• [Problem to solve]:
Collect from the data below each line with "confidence".

Stored records:
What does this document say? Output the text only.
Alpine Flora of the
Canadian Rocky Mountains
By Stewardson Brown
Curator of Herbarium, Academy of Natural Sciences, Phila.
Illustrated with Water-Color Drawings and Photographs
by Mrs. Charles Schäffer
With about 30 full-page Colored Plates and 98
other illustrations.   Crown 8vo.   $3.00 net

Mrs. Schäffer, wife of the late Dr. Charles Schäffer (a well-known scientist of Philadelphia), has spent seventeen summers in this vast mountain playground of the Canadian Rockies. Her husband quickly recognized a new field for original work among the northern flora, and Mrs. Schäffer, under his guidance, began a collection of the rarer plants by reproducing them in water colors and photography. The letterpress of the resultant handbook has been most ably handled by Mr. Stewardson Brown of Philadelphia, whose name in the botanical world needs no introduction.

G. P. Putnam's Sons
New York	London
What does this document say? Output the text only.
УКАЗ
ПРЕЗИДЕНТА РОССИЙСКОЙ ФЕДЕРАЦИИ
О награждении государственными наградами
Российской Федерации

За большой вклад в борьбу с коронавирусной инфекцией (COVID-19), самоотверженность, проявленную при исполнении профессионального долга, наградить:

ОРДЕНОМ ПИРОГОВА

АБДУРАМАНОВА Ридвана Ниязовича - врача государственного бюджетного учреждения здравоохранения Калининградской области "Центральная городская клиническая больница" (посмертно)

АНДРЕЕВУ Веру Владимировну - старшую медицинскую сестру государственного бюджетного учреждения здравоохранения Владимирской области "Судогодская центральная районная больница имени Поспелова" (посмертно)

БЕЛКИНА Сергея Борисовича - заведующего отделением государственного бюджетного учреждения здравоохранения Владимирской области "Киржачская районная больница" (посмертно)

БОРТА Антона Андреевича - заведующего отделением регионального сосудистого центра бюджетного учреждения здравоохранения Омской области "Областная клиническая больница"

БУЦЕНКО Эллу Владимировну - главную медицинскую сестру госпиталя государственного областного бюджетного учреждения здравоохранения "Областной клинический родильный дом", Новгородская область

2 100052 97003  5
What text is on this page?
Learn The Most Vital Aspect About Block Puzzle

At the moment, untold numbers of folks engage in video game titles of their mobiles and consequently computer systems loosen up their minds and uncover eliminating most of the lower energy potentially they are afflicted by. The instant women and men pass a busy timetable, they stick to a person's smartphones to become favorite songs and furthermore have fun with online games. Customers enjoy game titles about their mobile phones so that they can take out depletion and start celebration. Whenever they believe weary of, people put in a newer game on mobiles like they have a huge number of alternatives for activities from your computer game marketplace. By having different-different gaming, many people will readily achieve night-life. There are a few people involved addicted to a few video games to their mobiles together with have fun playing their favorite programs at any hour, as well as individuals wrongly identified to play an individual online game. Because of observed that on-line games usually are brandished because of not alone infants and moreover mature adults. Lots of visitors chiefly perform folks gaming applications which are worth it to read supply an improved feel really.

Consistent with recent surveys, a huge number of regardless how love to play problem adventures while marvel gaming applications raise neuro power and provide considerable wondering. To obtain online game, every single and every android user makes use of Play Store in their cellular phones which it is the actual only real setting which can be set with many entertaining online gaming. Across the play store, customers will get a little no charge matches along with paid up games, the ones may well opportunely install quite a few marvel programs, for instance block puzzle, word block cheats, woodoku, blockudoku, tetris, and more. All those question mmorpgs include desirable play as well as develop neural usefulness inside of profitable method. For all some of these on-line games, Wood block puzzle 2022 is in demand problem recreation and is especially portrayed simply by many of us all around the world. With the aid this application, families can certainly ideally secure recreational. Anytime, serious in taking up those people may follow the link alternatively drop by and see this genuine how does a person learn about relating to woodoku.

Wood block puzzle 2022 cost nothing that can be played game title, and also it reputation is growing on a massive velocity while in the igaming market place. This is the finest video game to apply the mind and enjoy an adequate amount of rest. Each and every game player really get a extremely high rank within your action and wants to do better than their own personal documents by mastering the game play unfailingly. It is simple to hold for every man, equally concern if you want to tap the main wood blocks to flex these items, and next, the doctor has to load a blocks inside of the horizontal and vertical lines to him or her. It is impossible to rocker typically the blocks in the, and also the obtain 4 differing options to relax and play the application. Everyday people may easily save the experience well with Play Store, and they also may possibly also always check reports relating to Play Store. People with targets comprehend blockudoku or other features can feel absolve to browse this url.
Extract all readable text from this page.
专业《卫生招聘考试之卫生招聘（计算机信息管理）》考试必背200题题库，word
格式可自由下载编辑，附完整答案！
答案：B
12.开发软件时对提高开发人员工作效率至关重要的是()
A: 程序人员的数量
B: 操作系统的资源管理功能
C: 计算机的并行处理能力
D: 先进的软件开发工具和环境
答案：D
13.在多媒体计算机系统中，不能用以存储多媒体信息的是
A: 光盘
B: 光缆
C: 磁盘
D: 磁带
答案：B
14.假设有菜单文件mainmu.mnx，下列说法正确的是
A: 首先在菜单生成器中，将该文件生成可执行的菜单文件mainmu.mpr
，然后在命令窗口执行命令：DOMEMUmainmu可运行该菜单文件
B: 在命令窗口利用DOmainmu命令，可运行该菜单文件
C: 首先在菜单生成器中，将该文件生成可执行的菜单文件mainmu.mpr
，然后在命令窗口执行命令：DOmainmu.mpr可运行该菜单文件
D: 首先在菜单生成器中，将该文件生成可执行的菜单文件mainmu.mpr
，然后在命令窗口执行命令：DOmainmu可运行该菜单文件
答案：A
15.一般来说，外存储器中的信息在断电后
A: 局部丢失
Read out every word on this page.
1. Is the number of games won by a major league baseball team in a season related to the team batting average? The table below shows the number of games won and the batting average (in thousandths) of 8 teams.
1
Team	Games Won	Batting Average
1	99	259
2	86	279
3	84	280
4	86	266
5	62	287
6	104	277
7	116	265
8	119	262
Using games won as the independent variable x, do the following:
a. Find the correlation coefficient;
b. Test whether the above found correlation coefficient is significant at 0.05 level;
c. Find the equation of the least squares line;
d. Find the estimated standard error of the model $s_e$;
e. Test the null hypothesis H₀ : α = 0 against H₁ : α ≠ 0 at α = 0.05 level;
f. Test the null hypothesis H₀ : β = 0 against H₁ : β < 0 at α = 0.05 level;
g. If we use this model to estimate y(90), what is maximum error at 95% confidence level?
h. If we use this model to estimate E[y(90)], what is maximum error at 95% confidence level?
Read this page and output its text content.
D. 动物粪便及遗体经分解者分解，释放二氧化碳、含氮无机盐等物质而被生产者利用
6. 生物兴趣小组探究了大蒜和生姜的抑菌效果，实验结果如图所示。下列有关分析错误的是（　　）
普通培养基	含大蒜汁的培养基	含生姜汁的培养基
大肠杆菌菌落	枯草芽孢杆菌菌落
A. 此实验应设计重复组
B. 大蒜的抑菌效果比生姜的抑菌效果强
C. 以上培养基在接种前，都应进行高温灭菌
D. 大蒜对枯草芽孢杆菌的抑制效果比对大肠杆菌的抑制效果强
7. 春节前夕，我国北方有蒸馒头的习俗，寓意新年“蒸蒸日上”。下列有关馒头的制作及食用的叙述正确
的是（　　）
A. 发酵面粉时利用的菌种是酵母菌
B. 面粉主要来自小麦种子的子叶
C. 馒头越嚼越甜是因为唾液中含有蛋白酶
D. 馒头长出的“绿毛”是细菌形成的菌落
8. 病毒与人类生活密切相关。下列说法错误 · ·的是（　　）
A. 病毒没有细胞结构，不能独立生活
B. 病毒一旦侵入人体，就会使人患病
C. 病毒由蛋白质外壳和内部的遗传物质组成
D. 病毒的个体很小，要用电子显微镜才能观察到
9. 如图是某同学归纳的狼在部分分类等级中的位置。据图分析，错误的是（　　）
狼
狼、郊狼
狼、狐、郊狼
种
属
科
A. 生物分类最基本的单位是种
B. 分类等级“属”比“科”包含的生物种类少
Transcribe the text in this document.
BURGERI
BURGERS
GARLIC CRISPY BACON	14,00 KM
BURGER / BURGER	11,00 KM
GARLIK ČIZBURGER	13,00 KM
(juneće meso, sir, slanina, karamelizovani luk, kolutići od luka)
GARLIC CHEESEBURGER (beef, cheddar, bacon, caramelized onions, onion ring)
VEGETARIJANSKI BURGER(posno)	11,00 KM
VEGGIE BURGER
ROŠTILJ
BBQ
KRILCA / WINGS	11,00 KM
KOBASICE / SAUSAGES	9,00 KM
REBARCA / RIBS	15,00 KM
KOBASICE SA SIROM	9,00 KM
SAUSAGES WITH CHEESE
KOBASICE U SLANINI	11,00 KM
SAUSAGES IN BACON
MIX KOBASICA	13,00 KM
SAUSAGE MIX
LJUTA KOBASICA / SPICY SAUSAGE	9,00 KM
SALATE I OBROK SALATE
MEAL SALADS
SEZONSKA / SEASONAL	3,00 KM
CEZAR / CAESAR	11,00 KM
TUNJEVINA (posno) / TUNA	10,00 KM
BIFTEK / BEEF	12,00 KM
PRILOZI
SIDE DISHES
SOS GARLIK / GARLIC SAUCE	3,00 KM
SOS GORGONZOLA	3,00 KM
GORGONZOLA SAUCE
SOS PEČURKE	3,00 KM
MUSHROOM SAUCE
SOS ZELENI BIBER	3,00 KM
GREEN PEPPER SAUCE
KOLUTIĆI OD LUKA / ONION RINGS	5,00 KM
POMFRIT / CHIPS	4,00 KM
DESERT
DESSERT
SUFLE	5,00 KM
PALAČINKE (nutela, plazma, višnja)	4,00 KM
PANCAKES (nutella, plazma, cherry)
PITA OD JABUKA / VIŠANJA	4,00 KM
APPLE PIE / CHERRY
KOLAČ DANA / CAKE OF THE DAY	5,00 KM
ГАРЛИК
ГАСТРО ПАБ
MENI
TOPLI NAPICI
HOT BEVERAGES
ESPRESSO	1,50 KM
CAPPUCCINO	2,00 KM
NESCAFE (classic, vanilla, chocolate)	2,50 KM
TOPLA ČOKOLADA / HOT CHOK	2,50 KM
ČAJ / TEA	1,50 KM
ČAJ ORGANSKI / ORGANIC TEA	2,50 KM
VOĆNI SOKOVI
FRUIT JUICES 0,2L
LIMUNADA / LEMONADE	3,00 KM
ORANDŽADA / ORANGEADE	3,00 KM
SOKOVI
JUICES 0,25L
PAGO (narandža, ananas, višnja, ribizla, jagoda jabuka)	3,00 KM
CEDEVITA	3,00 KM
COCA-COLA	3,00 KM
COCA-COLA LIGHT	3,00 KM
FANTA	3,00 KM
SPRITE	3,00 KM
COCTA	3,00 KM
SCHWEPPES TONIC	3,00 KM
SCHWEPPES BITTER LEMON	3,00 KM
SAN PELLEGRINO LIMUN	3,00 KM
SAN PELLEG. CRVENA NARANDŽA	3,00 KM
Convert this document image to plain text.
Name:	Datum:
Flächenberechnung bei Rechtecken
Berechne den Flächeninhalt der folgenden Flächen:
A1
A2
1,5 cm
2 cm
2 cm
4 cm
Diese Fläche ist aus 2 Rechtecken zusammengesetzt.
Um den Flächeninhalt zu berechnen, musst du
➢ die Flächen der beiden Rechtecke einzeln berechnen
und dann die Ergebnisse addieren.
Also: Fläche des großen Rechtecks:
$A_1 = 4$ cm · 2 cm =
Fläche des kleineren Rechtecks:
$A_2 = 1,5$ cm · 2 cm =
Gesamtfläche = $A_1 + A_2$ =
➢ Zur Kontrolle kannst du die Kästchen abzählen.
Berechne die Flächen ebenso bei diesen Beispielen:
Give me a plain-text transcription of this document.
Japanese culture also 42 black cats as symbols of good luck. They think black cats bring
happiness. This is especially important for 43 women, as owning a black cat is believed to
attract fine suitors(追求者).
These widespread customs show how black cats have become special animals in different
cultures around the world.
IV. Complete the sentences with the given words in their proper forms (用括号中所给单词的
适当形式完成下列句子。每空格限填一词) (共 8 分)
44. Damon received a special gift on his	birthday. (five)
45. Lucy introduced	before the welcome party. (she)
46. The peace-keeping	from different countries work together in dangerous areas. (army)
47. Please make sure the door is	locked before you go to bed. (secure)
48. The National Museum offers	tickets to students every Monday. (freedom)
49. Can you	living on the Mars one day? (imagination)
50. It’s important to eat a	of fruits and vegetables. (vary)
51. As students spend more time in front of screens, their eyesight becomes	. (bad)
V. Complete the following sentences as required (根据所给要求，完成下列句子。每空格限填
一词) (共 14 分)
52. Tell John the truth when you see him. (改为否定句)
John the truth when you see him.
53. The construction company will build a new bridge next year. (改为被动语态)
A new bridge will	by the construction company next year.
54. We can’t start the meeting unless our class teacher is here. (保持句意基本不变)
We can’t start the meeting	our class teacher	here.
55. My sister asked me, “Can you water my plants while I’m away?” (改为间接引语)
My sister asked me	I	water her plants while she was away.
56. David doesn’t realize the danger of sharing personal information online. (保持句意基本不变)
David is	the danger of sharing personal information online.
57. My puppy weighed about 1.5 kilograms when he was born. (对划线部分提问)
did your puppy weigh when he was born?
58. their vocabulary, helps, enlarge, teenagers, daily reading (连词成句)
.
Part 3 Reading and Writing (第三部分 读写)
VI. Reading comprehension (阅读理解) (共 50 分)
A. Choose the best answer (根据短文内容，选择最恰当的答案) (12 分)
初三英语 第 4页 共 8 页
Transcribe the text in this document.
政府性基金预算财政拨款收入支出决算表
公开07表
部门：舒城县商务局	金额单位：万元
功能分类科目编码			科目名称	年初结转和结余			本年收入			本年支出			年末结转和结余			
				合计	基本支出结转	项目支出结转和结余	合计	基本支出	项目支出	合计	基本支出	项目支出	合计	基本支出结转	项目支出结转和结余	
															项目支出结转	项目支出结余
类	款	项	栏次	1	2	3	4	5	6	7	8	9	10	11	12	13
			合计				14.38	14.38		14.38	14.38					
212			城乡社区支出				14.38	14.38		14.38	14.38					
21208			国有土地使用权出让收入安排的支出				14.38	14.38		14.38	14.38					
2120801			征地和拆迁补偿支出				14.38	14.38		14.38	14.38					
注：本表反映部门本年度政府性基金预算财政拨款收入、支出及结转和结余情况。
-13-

• [Answer to this task]:
g. If we use this model to estimate y(90), what is maximum error at 95% confidence level?
h. If we use this model to estimate E[y(90)], what is maximum error at 95% confidence level?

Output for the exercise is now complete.